• [AIM OF THE EXERCISE]
Every line in the listing is to be echoed verbatim.

--- Begin DATA EXCERPTS ---

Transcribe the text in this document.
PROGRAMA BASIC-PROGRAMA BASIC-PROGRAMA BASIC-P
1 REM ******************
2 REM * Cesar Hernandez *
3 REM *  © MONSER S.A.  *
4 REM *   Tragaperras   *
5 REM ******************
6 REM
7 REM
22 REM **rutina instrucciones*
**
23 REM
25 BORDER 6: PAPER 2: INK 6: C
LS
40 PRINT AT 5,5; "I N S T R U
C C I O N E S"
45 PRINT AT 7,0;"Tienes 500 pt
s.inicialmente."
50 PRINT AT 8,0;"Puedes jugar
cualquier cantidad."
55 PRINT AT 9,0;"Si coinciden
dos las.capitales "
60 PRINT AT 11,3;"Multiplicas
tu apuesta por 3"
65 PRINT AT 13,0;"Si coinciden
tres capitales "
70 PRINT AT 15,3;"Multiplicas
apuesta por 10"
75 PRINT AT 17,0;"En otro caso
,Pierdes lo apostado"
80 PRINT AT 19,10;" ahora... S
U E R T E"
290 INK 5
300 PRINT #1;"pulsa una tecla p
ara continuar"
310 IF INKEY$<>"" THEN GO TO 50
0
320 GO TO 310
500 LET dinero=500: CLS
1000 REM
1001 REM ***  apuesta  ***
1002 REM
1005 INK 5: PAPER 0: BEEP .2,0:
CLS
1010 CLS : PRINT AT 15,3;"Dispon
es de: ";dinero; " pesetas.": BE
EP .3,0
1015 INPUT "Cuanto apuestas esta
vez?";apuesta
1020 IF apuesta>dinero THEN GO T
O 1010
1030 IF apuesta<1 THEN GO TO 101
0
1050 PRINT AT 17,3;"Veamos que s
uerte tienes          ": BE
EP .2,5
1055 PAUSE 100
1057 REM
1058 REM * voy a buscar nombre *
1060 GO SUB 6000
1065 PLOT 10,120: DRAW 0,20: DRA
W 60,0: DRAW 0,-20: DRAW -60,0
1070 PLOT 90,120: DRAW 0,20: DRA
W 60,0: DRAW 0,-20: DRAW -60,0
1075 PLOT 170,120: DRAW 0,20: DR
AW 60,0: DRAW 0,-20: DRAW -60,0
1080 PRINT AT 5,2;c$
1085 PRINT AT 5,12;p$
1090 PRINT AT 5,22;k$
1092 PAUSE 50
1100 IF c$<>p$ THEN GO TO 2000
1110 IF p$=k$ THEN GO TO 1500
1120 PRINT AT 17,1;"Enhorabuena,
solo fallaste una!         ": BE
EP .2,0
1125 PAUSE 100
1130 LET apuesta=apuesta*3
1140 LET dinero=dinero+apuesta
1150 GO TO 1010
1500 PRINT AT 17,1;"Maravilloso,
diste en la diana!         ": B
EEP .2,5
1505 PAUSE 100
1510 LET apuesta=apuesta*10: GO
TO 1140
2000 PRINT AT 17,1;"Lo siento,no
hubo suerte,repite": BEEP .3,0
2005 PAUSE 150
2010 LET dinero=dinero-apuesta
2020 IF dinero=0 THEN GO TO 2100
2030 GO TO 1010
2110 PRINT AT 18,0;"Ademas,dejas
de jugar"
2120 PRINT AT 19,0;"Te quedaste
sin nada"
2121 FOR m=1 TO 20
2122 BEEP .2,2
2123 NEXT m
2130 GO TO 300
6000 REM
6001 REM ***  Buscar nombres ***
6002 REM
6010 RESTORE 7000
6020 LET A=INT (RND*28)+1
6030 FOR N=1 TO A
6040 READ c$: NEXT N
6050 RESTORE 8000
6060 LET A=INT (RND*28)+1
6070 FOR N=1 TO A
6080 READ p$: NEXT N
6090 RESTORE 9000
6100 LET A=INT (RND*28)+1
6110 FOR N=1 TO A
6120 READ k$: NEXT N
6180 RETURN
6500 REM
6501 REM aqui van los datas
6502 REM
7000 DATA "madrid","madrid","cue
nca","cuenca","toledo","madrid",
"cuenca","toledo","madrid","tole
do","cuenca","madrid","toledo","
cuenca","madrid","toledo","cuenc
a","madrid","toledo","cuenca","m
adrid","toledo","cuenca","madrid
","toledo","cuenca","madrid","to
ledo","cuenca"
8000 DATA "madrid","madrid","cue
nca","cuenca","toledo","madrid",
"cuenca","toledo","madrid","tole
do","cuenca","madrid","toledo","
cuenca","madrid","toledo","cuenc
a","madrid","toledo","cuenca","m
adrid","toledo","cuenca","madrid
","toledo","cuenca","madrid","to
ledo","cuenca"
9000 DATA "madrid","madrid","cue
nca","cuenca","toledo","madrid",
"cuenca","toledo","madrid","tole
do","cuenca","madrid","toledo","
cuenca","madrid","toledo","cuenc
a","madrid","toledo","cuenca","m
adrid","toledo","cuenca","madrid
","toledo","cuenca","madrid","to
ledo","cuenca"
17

--- End DATA EXCERPTS ---

• [THE RESPONSE]
Transcribe the text in this document.
PROGRAMA BASIC-PROGRAMA BASIC-PROGRAMA BASIC-P
1 REM ******************
2 REM * Cesar Hernandez *
3 REM *  © MONSER S.A.  *
4 REM *   Tragaperras   *
5 REM ******************
6 REM
7 REM
22 REM **rutina instrucciones*
**
23 REM
25 BORDER 6: PAPER 2: INK 6: C
LS
40 PRINT AT 5,5; "I N S T R U
C C I O N E S"
45 PRINT AT 7,0;"Tienes 500 pt
s.inicialmente."
50 PRINT AT 8,0;"Puedes jugar
cualquier cantidad."
55 PRINT AT 9,0;"Si coinciden
dos las.capitales "
60 PRINT AT 11,3;"Multiplicas
tu apuesta por 3"
65 PRINT AT 13,0;"Si coinciden
tres capitales "
70 PRINT AT 15,3;"Multiplicas
apuesta por 10"
75 PRINT AT 17,0;"En otro caso
,Pierdes lo apostado"
80 PRINT AT 19,10;" ahora... S
U E R T E"
290 INK 5
300 PRINT #1;"pulsa una tecla p
ara continuar"
310 IF INKEY$<>"" THEN GO TO 50
0
320 GO TO 310
500 LET dinero=500: CLS
1000 REM
1001 REM ***  apuesta  ***
1002 REM
1005 INK 5: PAPER 0: BEEP .2,0:
CLS
1010 CLS : PRINT AT 15,3;"Dispon
es de: ";dinero; " pesetas.": BE
EP .3,0
1015 INPUT "Cuanto apuestas esta
vez?";apuesta
1020 IF apuesta>dinero THEN GO T
O 1010
1030 IF apuesta<1 THEN GO TO 101
0
1050 PRINT AT 17,3;"Veamos que s
uerte tienes          ": BE
EP .2,5
1055 PAUSE 100
1057 REM
1058 REM * voy a buscar nombre *
1060 GO SUB 6000
1065 PLOT 10,120: DRAW 0,20: DRA
W 60,0: DRAW 0,-20: DRAW -60,0
1070 PLOT 90,120: DRAW 0,20: DRA
W 60,0: DRAW 0,-20: DRAW -60,0
1075 PLOT 170,120: DRAW 0,20: DR
AW 60,0: DRAW 0,-20: DRAW -60,0
1080 PRINT AT 5,2;c$
1085 PRINT AT 5,12;p$
1090 PRINT AT 5,22;k$
1092 PAUSE 50
1100 IF c$<>p$ THEN GO TO 2000
1110 IF p$=k$ THEN GO TO 1500
1120 PRINT AT 17,1;"Enhorabuena,
solo fallaste una!         ": BE
EP .2,0
1125 PAUSE 100
1130 LET apuesta=apuesta*3
1140 LET dinero=dinero+apuesta
1150 GO TO 1010
1500 PRINT AT 17,1;"Maravilloso,
diste en la diana!         ": B
EEP .2,5
1505 PAUSE 100
1510 LET apuesta=apuesta*10: GO
TO 1140
2000 PRINT AT 17,1;"Lo siento,no
hubo suerte,repite": BEEP .3,0
2005 PAUSE 150
2010 LET dinero=dinero-apuesta
2020 IF dinero=0 THEN GO TO 2100
2030 GO TO 1010
2110 PRINT AT 18,0;"Ademas,dejas
de jugar"
2120 PRINT AT 19,0;"Te quedaste
sin nada"
2121 FOR m=1 TO 20
2122 BEEP .2,2
2123 NEXT m
2130 GO TO 300
6000 REM
6001 REM ***  Buscar nombres ***
6002 REM
6010 RESTORE 7000
6020 LET A=INT (RND*28)+1
6030 FOR N=1 TO A
6040 READ c$: NEXT N
6050 RESTORE 8000
6060 LET A=INT (RND*28)+1
6070 FOR N=1 TO A
6080 READ p$: NEXT N
6090 RESTORE 9000
6100 LET A=INT (RND*28)+1
6110 FOR N=1 TO A
6120 READ k$: NEXT N
6180 RETURN
6500 REM
6501 REM aqui van los datas
6502 REM
7000 DATA "madrid","madrid","cue
nca","cuenca","toledo","madrid",
"cuenca","toledo","madrid","tole
do","cuenca","madrid","toledo","
cuenca","madrid","toledo","cuenc
a","madrid","toledo","cuenca","m
adrid","toledo","cuenca","madrid
","toledo","cuenca","madrid","to
ledo","cuenca"
8000 DATA "madrid","madrid","cue
nca","cuenca","toledo","madrid",
"cuenca","toledo","madrid","tole
do","cuenca","madrid","toledo","
cuenca","madrid","toledo","cuenc
a","madrid","toledo","cuenca","m
adrid","toledo","cuenca","madrid
","toledo","cuenca","madrid","to
ledo","cuenca"
9000 DATA "madrid","madrid","cue
nca","cuenca","toledo","madrid",
"cuenca","toledo","madrid","tole
do","cuenca","madrid","toledo","
cuenca","madrid","toledo","cuenc
a","madrid","toledo","cuenca","m
adrid","toledo","cuenca","madrid
","toledo","cuenca","madrid","to
ledo","cuenca"
17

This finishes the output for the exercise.